[Goal] Restate the data below word for word. Skip any images it contains.

[Data to process]

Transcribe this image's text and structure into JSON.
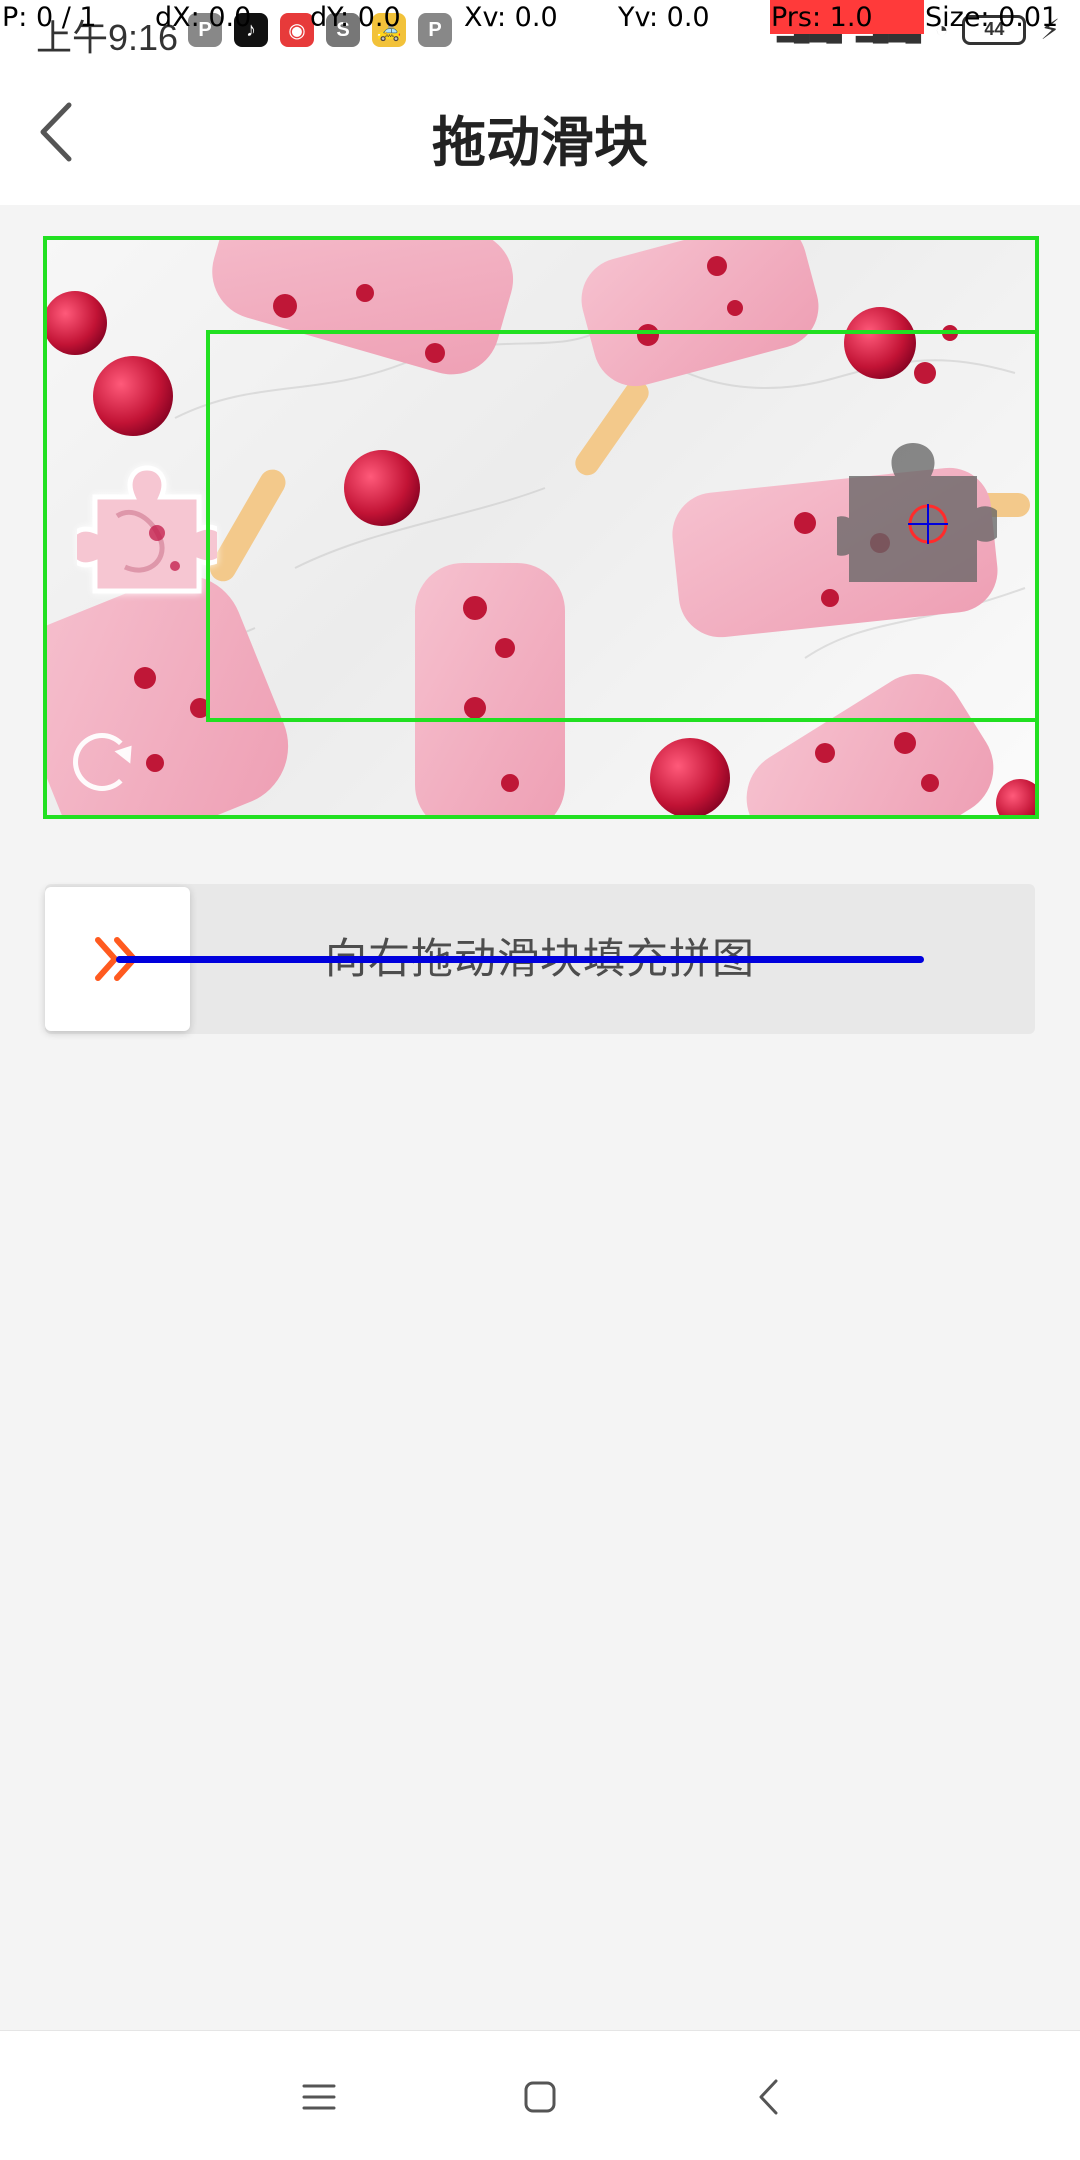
{
  "debug": {
    "pointer": "P: 0 / 1",
    "dx": "dX: 0.0",
    "dy": "dY: 0.0",
    "xv": "Xv: 0.0",
    "yv": "Yv: 0.0",
    "prs": "Prs: 1.0",
    "size": "Size: 0.01"
  },
  "status_bar": {
    "time": "上午9:16",
    "battery": "44",
    "apps": [
      "P",
      "TikTok",
      "Game",
      "S",
      "Taxi",
      "P"
    ]
  },
  "header": {
    "title": "拖动滑块",
    "back_icon": "chevron-left-icon"
  },
  "captcha": {
    "image_description_icon": "popsicle-image",
    "refresh_icon": "refresh-icon"
  },
  "slider": {
    "hint": "向右拖动滑块填充拼图",
    "handle_icon": "double-chevron-right-icon",
    "progress": 0
  },
  "nav": {
    "menu_icon": "menu-icon",
    "home_icon": "square-icon",
    "back_icon": "chevron-left-icon"
  },
  "colors": {
    "accent": "#ff5a1f",
    "frame": "#21e021",
    "drag_line": "#0000dd",
    "debug_prs": "#ff3a3a",
    "background": "#f4f4f4"
  }
}
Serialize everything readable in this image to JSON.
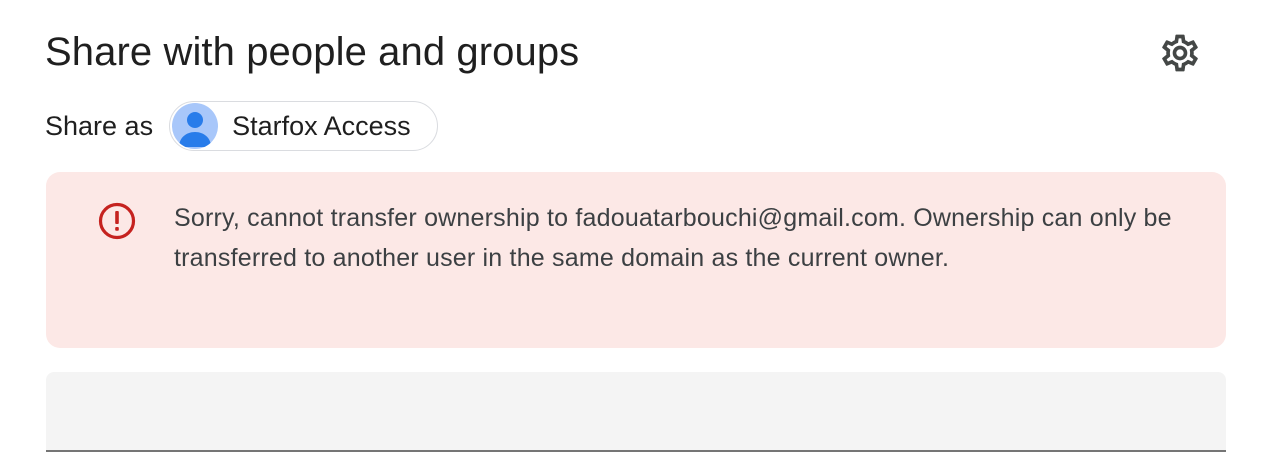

[Written response]
Transcribe this image's text and structure into JSON.
{
  "debug": {
    "pointer": "P: 0 / 1",
    "dx": "dX: 0.0",
    "dy": "dY: 0.0",
    "xv": "Xv: 0.0",
    "yv": "Yv: 0.0",
    "prs": "Prs: 1.0",
    "size": "Size: 0.01"
  },
  "status_bar": {
    "time": "上午9:16",
    "battery": "44",
    "apps": [
      "P",
      "TikTok",
      "Game",
      "S",
      "Taxi",
      "P"
    ]
  },
  "header": {
    "title": "拖动滑块",
    "back_icon": "chevron-left-icon"
  },
  "captcha": {
    "image_description_icon": "popsicle-image",
    "refresh_icon": "refresh-icon"
  },
  "slider": {
    "hint": "向右拖动滑块填充拼图",
    "handle_icon": "double-chevron-right-icon",
    "progress": 0
  },
  "nav": {
    "menu_icon": "menu-icon",
    "home_icon": "square-icon",
    "back_icon": "chevron-left-icon"
  },
  "colors": {
    "accent": "#ff5a1f",
    "frame": "#21e021",
    "drag_line": "#0000dd",
    "debug_prs": "#ff3a3a",
    "background": "#f4f4f4"
  }
}
Serialize everything readable in this image to JSON.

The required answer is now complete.